--- Exercise requirements ---
Reproduce every line of the records below word for word, and leave out the pictures.

--- Exercise materials ---
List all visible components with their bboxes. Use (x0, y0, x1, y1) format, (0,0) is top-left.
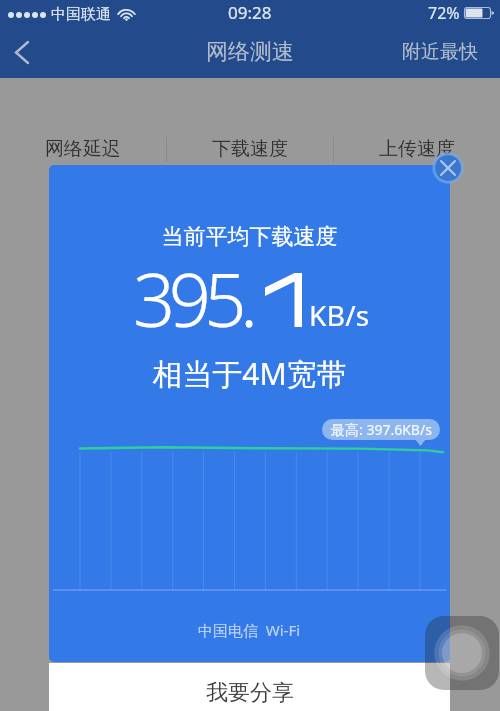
staticText: 我要分享 (206, 679, 294, 707)
staticText: 中国联通 (51, 5, 111, 24)
button[interactable]: Back (0, 30, 44, 74)
staticText: 附近最快 (402, 40, 478, 64)
staticText: 中国电信 Wi-Fi (198, 620, 301, 640)
button[interactable]: 网络延迟 (0, 130, 166, 168)
staticText: 最高: 397.6KB/s (331, 420, 432, 439)
staticText: 网络测速 (206, 38, 294, 66)
staticText: 相当于4M宽带 (49, 353, 450, 394)
staticText: 09:28 (228, 1, 272, 24)
button[interactable]: 我要分享 (49, 663, 450, 711)
button[interactable]: Assistive Touch (425, 616, 499, 690)
button[interactable]: Close (432, 152, 464, 184)
staticText: 当前平均下载速度 (49, 223, 450, 251)
staticText: KB/s (309, 296, 370, 334)
staticText: 上传速度 (379, 137, 455, 161)
staticText: 网络延迟 (45, 137, 121, 161)
staticText: 下载速度 (212, 137, 288, 161)
staticText: 395. (133, 248, 252, 349)
button[interactable]: 下载速度 (167, 130, 333, 168)
button[interactable]: 上传速度 (334, 130, 500, 168)
staticText: 72% (428, 2, 460, 24)
button[interactable]: 附近最快 (402, 40, 478, 64)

--- Reply to the exercise ---
List all visible components with their bboxes. Use (x0, y0, x1, y1) format, (0,0) is top-left.
staticText: 我要分享 (206, 679, 294, 707)
staticText: 中国联通 (51, 5, 111, 24)
button[interactable]: Back (0, 30, 44, 74)
staticText: 附近最快 (402, 40, 478, 64)
staticText: 中国电信 Wi-Fi (198, 620, 301, 640)
button[interactable]: 网络延迟 (0, 130, 166, 168)
staticText: 最高: 397.6KB/s (331, 420, 432, 439)
staticText: 网络测速 (206, 38, 294, 66)
staticText: 相当于4M宽带 (49, 353, 450, 394)
staticText: 09:28 (228, 1, 272, 24)
button[interactable]: 我要分享 (49, 663, 450, 711)
button[interactable]: Assistive Touch (425, 616, 499, 690)
button[interactable]: Close (432, 152, 464, 184)
staticText: 当前平均下载速度 (49, 223, 450, 251)
staticText: KB/s (309, 296, 370, 334)
staticText: 上传速度 (379, 137, 455, 161)
staticText: 网络延迟 (45, 137, 121, 161)
staticText: 下载速度 (212, 137, 288, 161)
staticText: 395. (133, 248, 252, 349)
button[interactable]: 下载速度 (167, 130, 333, 168)
button[interactable]: 上传速度 (334, 130, 500, 168)
staticText: 72% (428, 2, 460, 24)
button[interactable]: 附近最快 (402, 40, 478, 64)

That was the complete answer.